DIRECTIVE: Leave out the pictures and transcribe everything else exactly.
- - - - -
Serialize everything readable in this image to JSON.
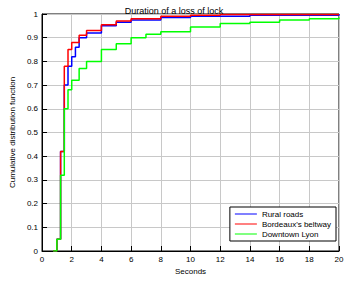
{
  "chart_data": {
    "type": "step",
    "title": "Duration of a loss of lock",
    "x_label": "Seconds",
    "y_label": "Cumulative distribution function",
    "xlim": [
      0,
      20
    ],
    "xticks": [
      0,
      2,
      4,
      6,
      8,
      10,
      12,
      14,
      16,
      18,
      20
    ],
    "ylim": [
      0,
      1
    ],
    "yticks": [
      0,
      0.1,
      0.2,
      0.3,
      0.4,
      0.5,
      0.6,
      0.7,
      0.8,
      0.9,
      1
    ],
    "grid": true,
    "legend": "lower right",
    "series": [
      {
        "name": "Rural roads",
        "color": "#0000ff",
        "x": [
          0.75,
          1.0,
          1.25,
          1.5,
          1.75,
          2.0,
          2.25,
          2.5,
          3.0,
          4.0,
          5.0,
          6.0,
          8.0,
          10.0,
          14.0,
          20.0
        ],
        "values": [
          0,
          0.05,
          0.42,
          0.7,
          0.78,
          0.82,
          0.86,
          0.9,
          0.92,
          0.95,
          0.965,
          0.975,
          0.985,
          0.99,
          0.995,
          1
        ]
      },
      {
        "name": "Bordeaux's beltway",
        "color": "#ff0000",
        "x": [
          0.75,
          1.0,
          1.25,
          1.5,
          1.75,
          2.0,
          2.5,
          3.0,
          4.0,
          5.0,
          6.0,
          8.0,
          10.0,
          12.0,
          20.0
        ],
        "values": [
          0,
          0.05,
          0.42,
          0.78,
          0.85,
          0.88,
          0.91,
          0.93,
          0.955,
          0.97,
          0.98,
          0.99,
          0.995,
          0.998,
          1
        ]
      },
      {
        "name": "Downtown Lyon",
        "color": "#00ff00",
        "x": [
          0.75,
          1.0,
          1.25,
          1.5,
          1.75,
          2.0,
          2.5,
          3.0,
          4.0,
          5.0,
          6.0,
          7.0,
          8.0,
          10.0,
          12.0,
          14.0,
          16.0,
          18.0,
          20.0
        ],
        "values": [
          0,
          0.05,
          0.32,
          0.6,
          0.68,
          0.72,
          0.77,
          0.8,
          0.85,
          0.875,
          0.9,
          0.915,
          0.925,
          0.945,
          0.96,
          0.965,
          0.975,
          0.98,
          0.985
        ]
      }
    ]
  }
}
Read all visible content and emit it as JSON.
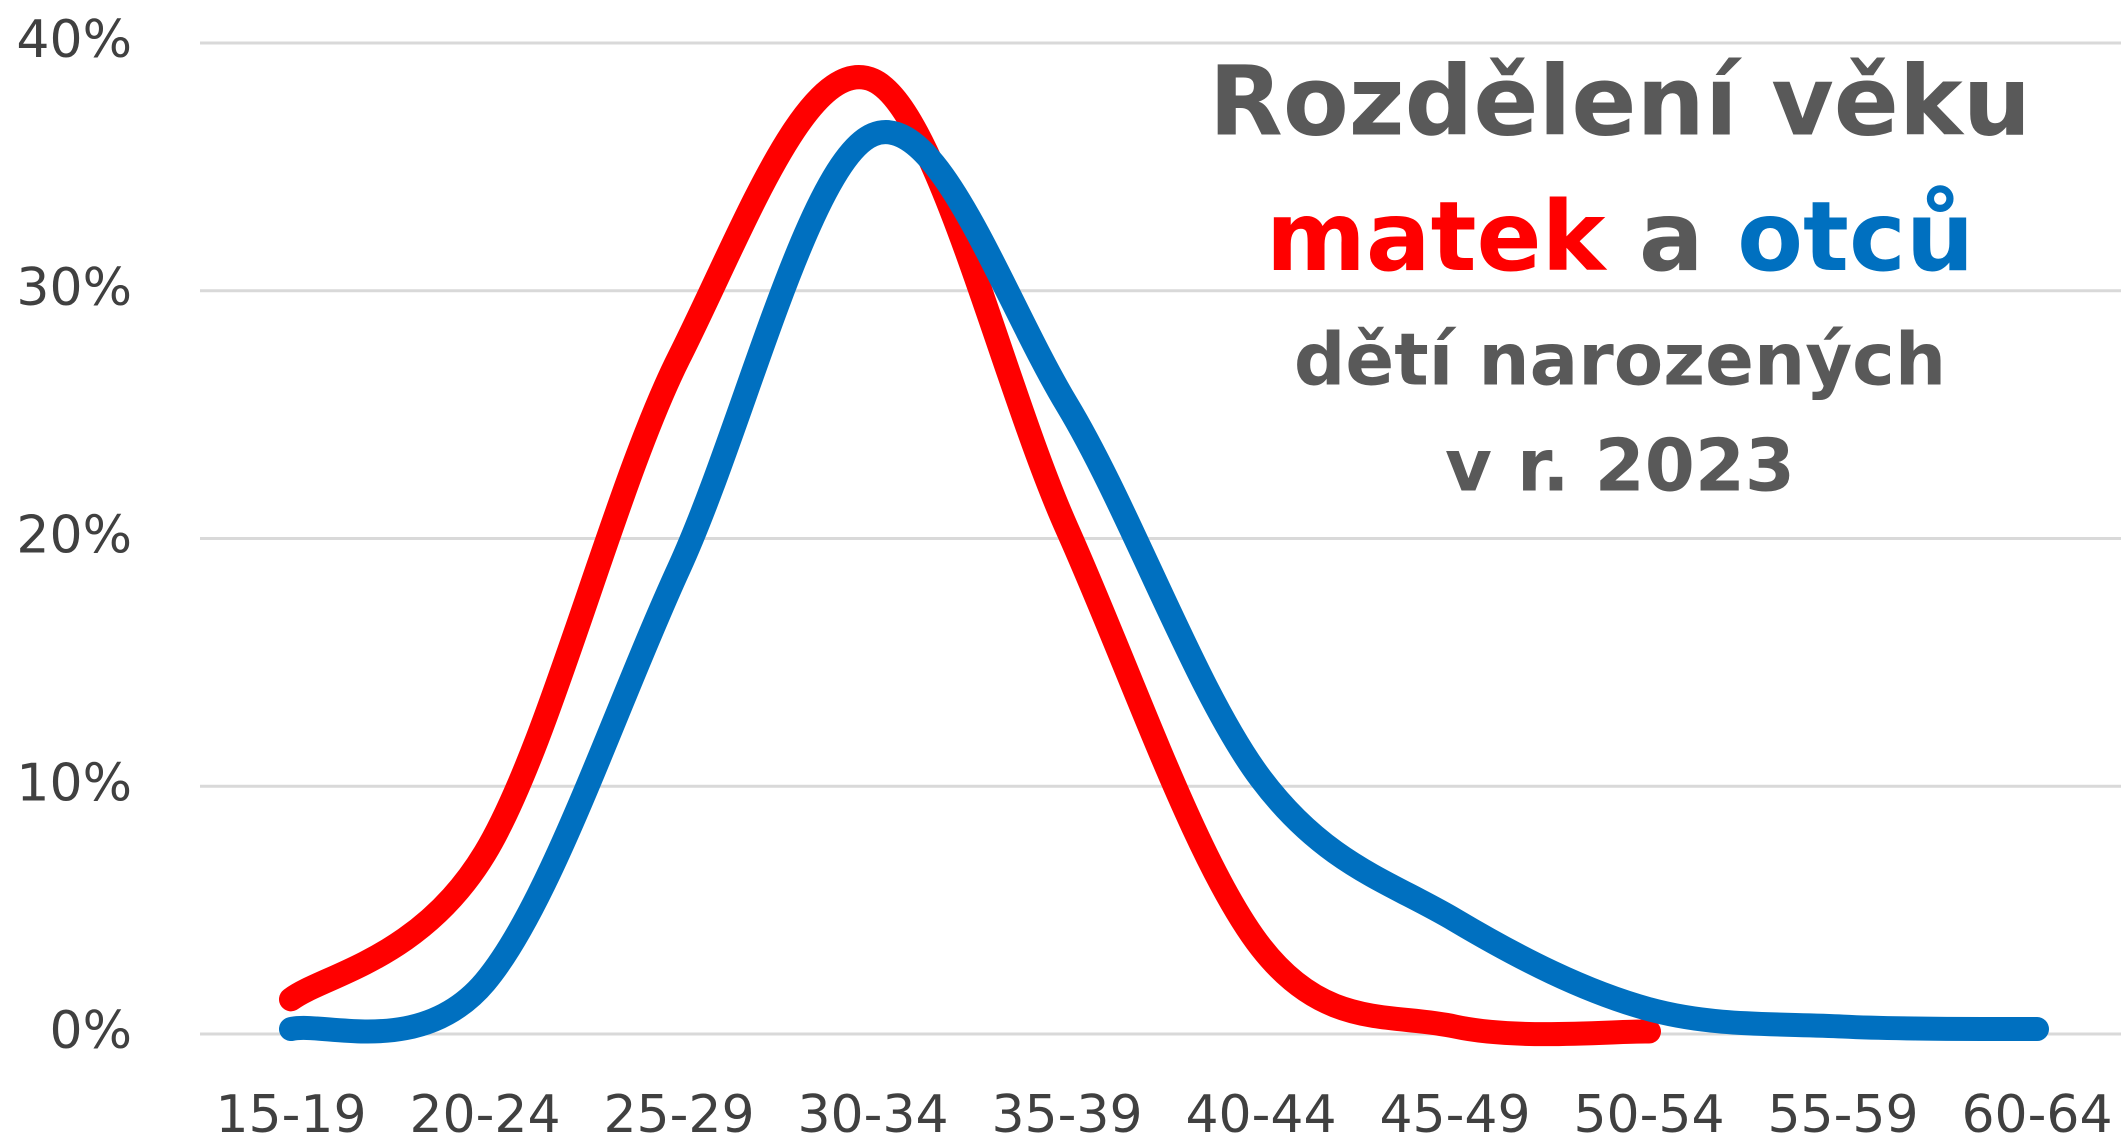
{
  "chart_data": {
    "type": "line",
    "title": "Rozdělení věku",
    "title_connector": "a",
    "subtitle": [
      "dětí narozených",
      "v r. 2023"
    ],
    "categories": [
      "15-19",
      "20-24",
      "25-29",
      "30-34",
      "35-39",
      "40-44",
      "45-49",
      "50-54",
      "55-59",
      "60-64"
    ],
    "series": [
      {
        "name": "matek",
        "color": "#ff0000",
        "values": [
          1.4,
          7.3,
          27.3,
          38.5,
          20.4,
          3.5,
          0.3,
          0.1,
          null,
          null
        ]
      },
      {
        "name": "otců",
        "color": "#0070c0",
        "values": [
          0.2,
          2.1,
          18.8,
          36.3,
          25.4,
          10.3,
          4.6,
          1.0,
          0.3,
          0.2
        ]
      }
    ],
    "ylim": [
      0,
      40
    ],
    "yticks": [
      {
        "value": 0,
        "label": "0%"
      },
      {
        "value": 10,
        "label": "10%"
      },
      {
        "value": 20,
        "label": "20%"
      },
      {
        "value": 30,
        "label": "30%"
      },
      {
        "value": 40,
        "label": "40%"
      }
    ],
    "grid": true,
    "smooth": true
  }
}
- - - - -
ANSWER BELOW:
Serialize everything readable in this image to JSON.
{
  "chart_data": {
    "type": "step",
    "title": "Duration of a loss of lock",
    "x_label": "Seconds",
    "y_label": "Cumulative distribution function",
    "xlim": [
      0,
      20
    ],
    "xticks": [
      0,
      2,
      4,
      6,
      8,
      10,
      12,
      14,
      16,
      18,
      20
    ],
    "ylim": [
      0,
      1
    ],
    "yticks": [
      0,
      0.1,
      0.2,
      0.3,
      0.4,
      0.5,
      0.6,
      0.7,
      0.8,
      0.9,
      1
    ],
    "grid": true,
    "legend": "lower right",
    "series": [
      {
        "name": "Rural roads",
        "color": "#0000ff",
        "x": [
          0.75,
          1.0,
          1.25,
          1.5,
          1.75,
          2.0,
          2.25,
          2.5,
          3.0,
          4.0,
          5.0,
          6.0,
          8.0,
          10.0,
          14.0,
          20.0
        ],
        "values": [
          0,
          0.05,
          0.42,
          0.7,
          0.78,
          0.82,
          0.86,
          0.9,
          0.92,
          0.95,
          0.965,
          0.975,
          0.985,
          0.99,
          0.995,
          1
        ]
      },
      {
        "name": "Bordeaux's beltway",
        "color": "#ff0000",
        "x": [
          0.75,
          1.0,
          1.25,
          1.5,
          1.75,
          2.0,
          2.5,
          3.0,
          4.0,
          5.0,
          6.0,
          8.0,
          10.0,
          12.0,
          20.0
        ],
        "values": [
          0,
          0.05,
          0.42,
          0.78,
          0.85,
          0.88,
          0.91,
          0.93,
          0.955,
          0.97,
          0.98,
          0.99,
          0.995,
          0.998,
          1
        ]
      },
      {
        "name": "Downtown Lyon",
        "color": "#00ff00",
        "x": [
          0.75,
          1.0,
          1.25,
          1.5,
          1.75,
          2.0,
          2.5,
          3.0,
          4.0,
          5.0,
          6.0,
          7.0,
          8.0,
          10.0,
          12.0,
          14.0,
          16.0,
          18.0,
          20.0
        ],
        "values": [
          0,
          0.05,
          0.32,
          0.6,
          0.68,
          0.72,
          0.77,
          0.8,
          0.85,
          0.875,
          0.9,
          0.915,
          0.925,
          0.945,
          0.96,
          0.965,
          0.975,
          0.98,
          0.985
        ]
      }
    ]
  }
}
Read all visible content and emit it as JSON.
{
  "chart_data": {
    "type": "line",
    "title": "Rozdělení věku",
    "title_connector": "a",
    "subtitle": [
      "dětí narozených",
      "v r. 2023"
    ],
    "categories": [
      "15-19",
      "20-24",
      "25-29",
      "30-34",
      "35-39",
      "40-44",
      "45-49",
      "50-54",
      "55-59",
      "60-64"
    ],
    "series": [
      {
        "name": "matek",
        "color": "#ff0000",
        "values": [
          1.4,
          7.3,
          27.3,
          38.5,
          20.4,
          3.5,
          0.3,
          0.1,
          null,
          null
        ]
      },
      {
        "name": "otců",
        "color": "#0070c0",
        "values": [
          0.2,
          2.1,
          18.8,
          36.3,
          25.4,
          10.3,
          4.6,
          1.0,
          0.3,
          0.2
        ]
      }
    ],
    "ylim": [
      0,
      40
    ],
    "yticks": [
      {
        "value": 0,
        "label": "0%"
      },
      {
        "value": 10,
        "label": "10%"
      },
      {
        "value": 20,
        "label": "20%"
      },
      {
        "value": 30,
        "label": "30%"
      },
      {
        "value": 40,
        "label": "40%"
      }
    ],
    "grid": true,
    "smooth": true
  }
}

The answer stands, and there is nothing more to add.